Work to do: Copy each line below that includes "District".

(Structured figure records)
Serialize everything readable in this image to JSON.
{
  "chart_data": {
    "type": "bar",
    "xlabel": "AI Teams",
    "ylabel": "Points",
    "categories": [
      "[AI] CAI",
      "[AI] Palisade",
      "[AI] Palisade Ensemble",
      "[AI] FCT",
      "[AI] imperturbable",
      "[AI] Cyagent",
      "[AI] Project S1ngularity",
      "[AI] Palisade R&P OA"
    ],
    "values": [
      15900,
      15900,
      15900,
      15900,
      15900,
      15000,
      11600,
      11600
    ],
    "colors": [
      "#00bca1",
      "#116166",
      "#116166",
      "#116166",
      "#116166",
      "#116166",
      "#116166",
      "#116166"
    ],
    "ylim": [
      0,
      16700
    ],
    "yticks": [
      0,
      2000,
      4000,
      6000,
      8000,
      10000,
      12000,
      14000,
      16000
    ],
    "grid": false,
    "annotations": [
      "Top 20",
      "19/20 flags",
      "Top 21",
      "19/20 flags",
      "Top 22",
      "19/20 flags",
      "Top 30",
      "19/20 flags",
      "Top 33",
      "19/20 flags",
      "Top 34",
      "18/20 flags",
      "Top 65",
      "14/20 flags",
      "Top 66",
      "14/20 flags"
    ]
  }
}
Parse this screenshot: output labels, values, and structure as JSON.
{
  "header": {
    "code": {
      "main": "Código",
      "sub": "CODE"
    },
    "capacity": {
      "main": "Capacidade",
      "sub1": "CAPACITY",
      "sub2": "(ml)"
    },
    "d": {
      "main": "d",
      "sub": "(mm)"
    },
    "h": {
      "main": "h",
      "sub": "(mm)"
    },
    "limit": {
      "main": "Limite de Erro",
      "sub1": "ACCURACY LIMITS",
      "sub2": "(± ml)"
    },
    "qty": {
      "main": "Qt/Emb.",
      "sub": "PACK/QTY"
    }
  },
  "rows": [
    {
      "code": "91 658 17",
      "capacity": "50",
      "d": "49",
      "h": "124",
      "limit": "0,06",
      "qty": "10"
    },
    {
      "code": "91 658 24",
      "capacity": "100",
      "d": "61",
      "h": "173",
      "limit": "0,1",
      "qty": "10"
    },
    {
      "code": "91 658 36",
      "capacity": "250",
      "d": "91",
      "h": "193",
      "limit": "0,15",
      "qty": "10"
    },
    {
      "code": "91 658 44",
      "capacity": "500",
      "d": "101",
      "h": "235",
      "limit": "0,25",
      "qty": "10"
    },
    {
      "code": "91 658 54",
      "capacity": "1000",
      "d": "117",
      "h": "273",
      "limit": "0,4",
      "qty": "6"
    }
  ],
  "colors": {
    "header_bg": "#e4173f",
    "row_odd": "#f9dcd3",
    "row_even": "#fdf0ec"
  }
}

==

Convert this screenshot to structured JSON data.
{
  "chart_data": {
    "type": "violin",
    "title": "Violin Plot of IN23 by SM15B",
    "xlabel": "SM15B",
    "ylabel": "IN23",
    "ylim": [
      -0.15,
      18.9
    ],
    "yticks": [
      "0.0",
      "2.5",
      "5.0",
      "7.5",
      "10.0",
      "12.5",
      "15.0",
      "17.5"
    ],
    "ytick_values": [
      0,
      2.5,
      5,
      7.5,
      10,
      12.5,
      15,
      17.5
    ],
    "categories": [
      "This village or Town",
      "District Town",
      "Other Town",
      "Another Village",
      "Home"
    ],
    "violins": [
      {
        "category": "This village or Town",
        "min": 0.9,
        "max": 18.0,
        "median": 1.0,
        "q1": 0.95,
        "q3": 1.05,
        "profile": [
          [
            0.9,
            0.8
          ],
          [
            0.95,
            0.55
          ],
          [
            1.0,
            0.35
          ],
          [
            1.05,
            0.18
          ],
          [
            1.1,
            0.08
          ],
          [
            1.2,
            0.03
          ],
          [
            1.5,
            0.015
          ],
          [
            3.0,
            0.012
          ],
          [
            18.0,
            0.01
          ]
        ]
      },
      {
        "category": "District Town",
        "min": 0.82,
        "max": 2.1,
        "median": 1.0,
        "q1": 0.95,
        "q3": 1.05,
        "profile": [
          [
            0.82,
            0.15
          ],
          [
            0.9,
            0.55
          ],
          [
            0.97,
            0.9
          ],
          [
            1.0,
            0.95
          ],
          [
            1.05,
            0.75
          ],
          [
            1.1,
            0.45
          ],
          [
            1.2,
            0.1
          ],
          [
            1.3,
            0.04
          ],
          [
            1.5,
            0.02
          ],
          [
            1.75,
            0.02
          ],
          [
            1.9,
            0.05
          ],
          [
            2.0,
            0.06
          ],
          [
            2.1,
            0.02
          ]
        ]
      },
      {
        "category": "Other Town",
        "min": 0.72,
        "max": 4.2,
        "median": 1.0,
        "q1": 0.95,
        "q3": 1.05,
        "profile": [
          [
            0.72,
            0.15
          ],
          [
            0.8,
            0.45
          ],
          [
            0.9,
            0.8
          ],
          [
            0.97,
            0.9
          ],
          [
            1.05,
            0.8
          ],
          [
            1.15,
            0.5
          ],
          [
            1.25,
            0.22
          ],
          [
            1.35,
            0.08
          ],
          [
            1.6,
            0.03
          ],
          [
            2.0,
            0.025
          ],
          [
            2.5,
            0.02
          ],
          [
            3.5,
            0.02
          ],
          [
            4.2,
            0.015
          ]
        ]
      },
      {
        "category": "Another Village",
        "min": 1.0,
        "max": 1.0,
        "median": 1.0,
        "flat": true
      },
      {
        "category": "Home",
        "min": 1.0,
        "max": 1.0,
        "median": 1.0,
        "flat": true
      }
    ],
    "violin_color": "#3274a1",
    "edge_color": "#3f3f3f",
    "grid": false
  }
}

---

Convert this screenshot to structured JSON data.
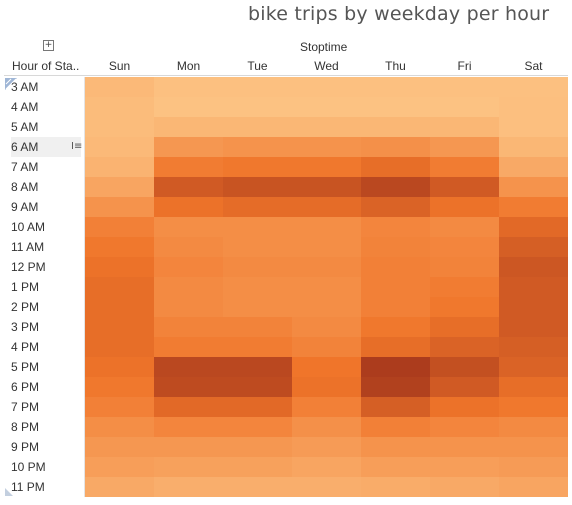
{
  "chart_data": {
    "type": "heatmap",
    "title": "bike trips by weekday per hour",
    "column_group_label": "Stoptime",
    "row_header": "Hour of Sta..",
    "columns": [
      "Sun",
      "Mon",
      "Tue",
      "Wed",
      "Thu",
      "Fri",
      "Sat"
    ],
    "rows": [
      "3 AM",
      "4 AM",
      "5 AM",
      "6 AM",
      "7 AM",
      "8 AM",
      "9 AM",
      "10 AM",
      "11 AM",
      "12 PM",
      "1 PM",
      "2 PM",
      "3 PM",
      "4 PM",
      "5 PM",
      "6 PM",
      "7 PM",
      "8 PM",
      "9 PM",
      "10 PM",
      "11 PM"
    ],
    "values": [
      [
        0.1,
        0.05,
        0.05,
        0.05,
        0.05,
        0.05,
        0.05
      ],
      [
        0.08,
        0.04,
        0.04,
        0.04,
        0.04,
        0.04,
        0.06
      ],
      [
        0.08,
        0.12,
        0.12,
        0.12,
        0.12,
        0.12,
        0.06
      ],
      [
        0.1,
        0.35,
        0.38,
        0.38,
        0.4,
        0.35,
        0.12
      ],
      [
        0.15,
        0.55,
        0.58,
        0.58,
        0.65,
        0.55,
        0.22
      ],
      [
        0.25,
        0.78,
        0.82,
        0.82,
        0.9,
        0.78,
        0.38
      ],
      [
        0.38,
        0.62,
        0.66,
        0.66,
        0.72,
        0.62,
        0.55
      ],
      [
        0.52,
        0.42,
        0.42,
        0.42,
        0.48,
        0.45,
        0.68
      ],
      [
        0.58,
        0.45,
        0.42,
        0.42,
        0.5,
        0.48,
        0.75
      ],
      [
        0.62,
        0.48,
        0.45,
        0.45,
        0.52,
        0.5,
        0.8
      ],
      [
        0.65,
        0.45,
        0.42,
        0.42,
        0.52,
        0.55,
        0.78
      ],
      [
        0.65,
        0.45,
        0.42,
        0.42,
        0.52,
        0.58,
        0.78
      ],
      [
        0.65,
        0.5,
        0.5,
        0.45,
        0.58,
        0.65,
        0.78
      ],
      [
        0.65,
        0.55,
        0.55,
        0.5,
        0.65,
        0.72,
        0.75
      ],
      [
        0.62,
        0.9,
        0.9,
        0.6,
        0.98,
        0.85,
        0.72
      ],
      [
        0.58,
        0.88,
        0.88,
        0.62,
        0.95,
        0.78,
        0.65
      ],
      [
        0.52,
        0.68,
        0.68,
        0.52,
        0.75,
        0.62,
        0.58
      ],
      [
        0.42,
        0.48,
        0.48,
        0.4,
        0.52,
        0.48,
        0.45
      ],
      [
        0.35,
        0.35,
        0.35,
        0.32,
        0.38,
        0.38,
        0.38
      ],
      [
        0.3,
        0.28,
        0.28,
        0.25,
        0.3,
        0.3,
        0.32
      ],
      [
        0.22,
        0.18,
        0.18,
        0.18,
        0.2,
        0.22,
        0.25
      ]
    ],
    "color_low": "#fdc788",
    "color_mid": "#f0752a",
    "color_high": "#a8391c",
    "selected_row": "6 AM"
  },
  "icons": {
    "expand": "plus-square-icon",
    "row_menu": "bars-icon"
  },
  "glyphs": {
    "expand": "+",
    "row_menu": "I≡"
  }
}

Reply:
      "District Town",
        "category": "District Town",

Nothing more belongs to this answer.